==== SOURCE RECORDS
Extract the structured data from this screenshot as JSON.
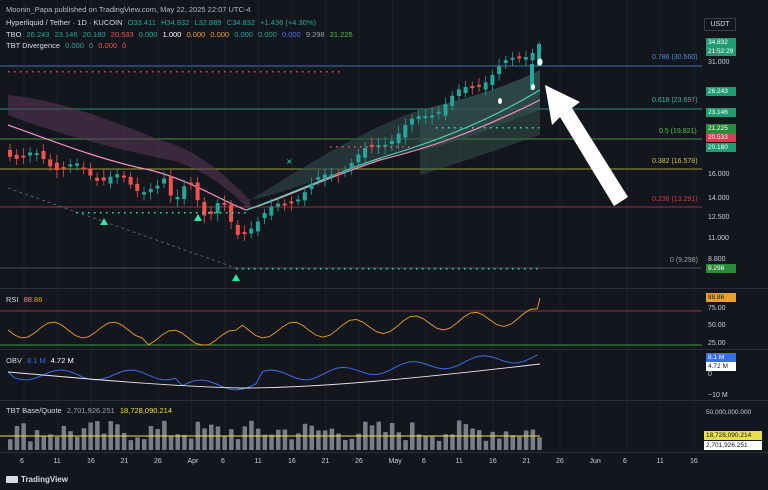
{
  "publisher": "Moonin_Papa published on TradingView.com, May 22, 2025 22:07 UTC-4",
  "symbol": {
    "name": "Hyperliquid / Tether · 1D · KUCOIN",
    "ohlc": [
      "O33.411",
      "H34.832",
      "L32.889",
      "C34.832",
      "+1.436 (+4.30%)"
    ]
  },
  "tbo": {
    "label": "TBO",
    "values": [
      "26.243",
      "23.146",
      "20.180",
      "20.533",
      "0.000",
      "1.000",
      "0.000",
      "0.000",
      "0.000",
      "0.000",
      "0.000",
      "9.298",
      "21.225"
    ]
  },
  "tbt_div": {
    "label": "TBT Divergence",
    "values": [
      "0.000",
      "0",
      "0.000",
      "0"
    ]
  },
  "currency": "USDT",
  "last_price": "34.832",
  "countdown": "21:52:29",
  "price_axis": [
    "31.000",
    "14.000",
    "12.500",
    "11.000",
    "8.800",
    "16.000"
  ],
  "price_tags": [
    {
      "text": "26.243",
      "color": "#1f9c72"
    },
    {
      "text": "23.146",
      "color": "#1f9c72"
    },
    {
      "text": "21.225",
      "color": "#2a8a3b"
    },
    {
      "text": "20.533",
      "color": "#d93b51"
    },
    {
      "text": "20.180",
      "color": "#1f9c72"
    },
    {
      "text": "9.298",
      "color": "#2a8a3b"
    }
  ],
  "fib_levels": [
    {
      "text": "0.786 (30.560)",
      "color": "#4a8fd8"
    },
    {
      "text": "0.618 (23.697)",
      "color": "#35b5a0"
    },
    {
      "text": "0.5 (19.821)",
      "color": "#4fc24a"
    },
    {
      "text": "0.382 (16.578)",
      "color": "#c8c84a"
    },
    {
      "text": "0.236 (13.291)",
      "color": "#d0384a"
    },
    {
      "text": "0 (9.298)",
      "color": "#9aa0ad"
    }
  ],
  "rsi": {
    "label": "RSI",
    "value": "88.86",
    "axis": [
      "75.00",
      "50.00",
      "25.00"
    ]
  },
  "obv": {
    "label": "OBV",
    "v1": "8.1 M",
    "v2": "4.72 M",
    "axis": [
      "8.1 M",
      "4.72 M",
      "0",
      "−10 M"
    ]
  },
  "tbt": {
    "label": "TBT Base/Quote",
    "v1": "2,701,926.251",
    "v2": "18,728,090.214",
    "axis_top": "50,000,000.000"
  },
  "time_axis": [
    "6",
    "11",
    "16",
    "21",
    "26",
    "Apr",
    "6",
    "11",
    "16",
    "21",
    "26",
    "May",
    "6",
    "11",
    "16",
    "21",
    "26",
    "Jun",
    "6",
    "11",
    "16"
  ],
  "brand": "TradingView",
  "colors": {
    "up": "#26a69a",
    "down": "#ef5350",
    "bg": "#14161e"
  }
}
========
(SHORT EXERCISE) Search the records above for the string "text". Copy every line that contains it.

(REPLY)
      "text": "26.243",
      "text": "23.146",
      "text": "21.225",
      "text": "20.533",
      "text": "20.180",
      "text": "9.298",
      "text": "0.786 (30.560)",
      "text": "0.618 (23.697)",
      "text": "0.5 (19.821)",
      "text": "0.382 (16.578)",
      "text": "0.236 (13.291)",
      "text": "0 (9.298)",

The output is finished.